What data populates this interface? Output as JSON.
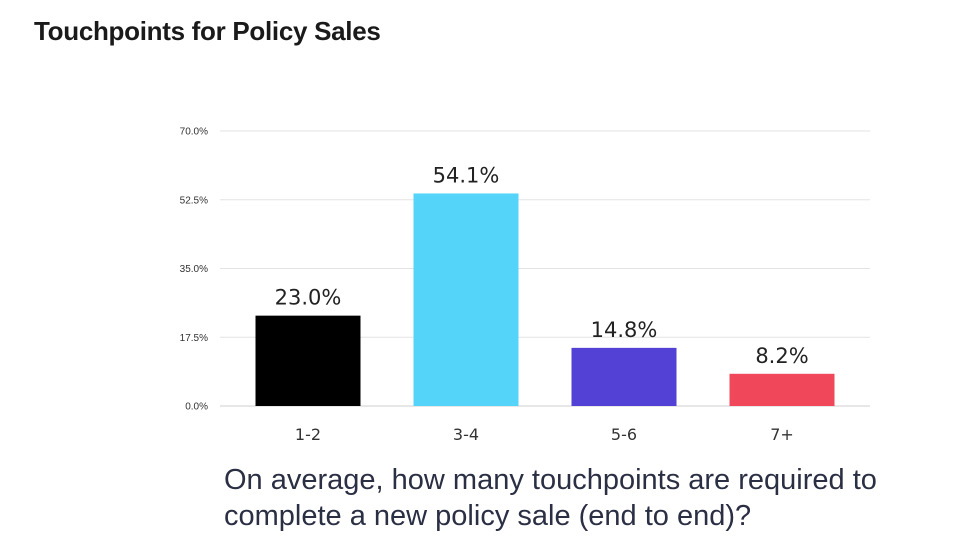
{
  "title": "Touchpoints for Policy Sales",
  "question": "On average, how many touchpoints are required to complete a new policy sale (end to end)?",
  "chart_data": {
    "type": "bar",
    "categories": [
      "1-2",
      "3-4",
      "5-6",
      "7+"
    ],
    "values": [
      23.0,
      54.1,
      14.8,
      8.2
    ],
    "data_labels": [
      "23.0%",
      "54.1%",
      "14.8%",
      "8.2%"
    ],
    "colors": [
      "#000000",
      "#55d4fa",
      "#5341d6",
      "#f0475b"
    ],
    "ylim": [
      0,
      70
    ],
    "yticks": [
      0,
      17.5,
      35,
      52.5,
      70
    ],
    "ytick_labels": [
      "0.0%",
      "17.5%",
      "35.0%",
      "52.5%",
      "70.0%"
    ],
    "grid": true,
    "xlabel": "",
    "ylabel": ""
  }
}
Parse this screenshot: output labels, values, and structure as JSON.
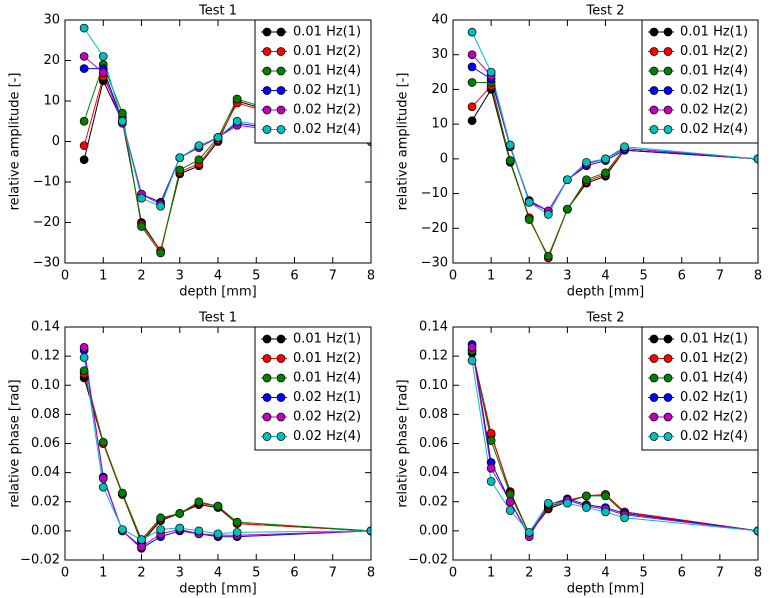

· · · · · · ·

Goal - Write out again every line above exactly as given; the pictures do not belong in the copy.

Written answer -
What data populates this interface? Output as JSON.
{
  "title": "Touchpoints for Policy Sales",
  "question": "On average, how many touchpoints are required to complete a new policy sale (end to end)?",
  "chart_data": {
    "type": "bar",
    "categories": [
      "1-2",
      "3-4",
      "5-6",
      "7+"
    ],
    "values": [
      23.0,
      54.1,
      14.8,
      8.2
    ],
    "data_labels": [
      "23.0%",
      "54.1%",
      "14.8%",
      "8.2%"
    ],
    "colors": [
      "#000000",
      "#55d4fa",
      "#5341d6",
      "#f0475b"
    ],
    "ylim": [
      0,
      70
    ],
    "yticks": [
      0,
      17.5,
      35,
      52.5,
      70
    ],
    "ytick_labels": [
      "0.0%",
      "17.5%",
      "35.0%",
      "52.5%",
      "70.0%"
    ],
    "grid": true,
    "xlabel": "",
    "ylabel": ""
  }
}
Parse this screenshot: output labels, values, and structure as JSON.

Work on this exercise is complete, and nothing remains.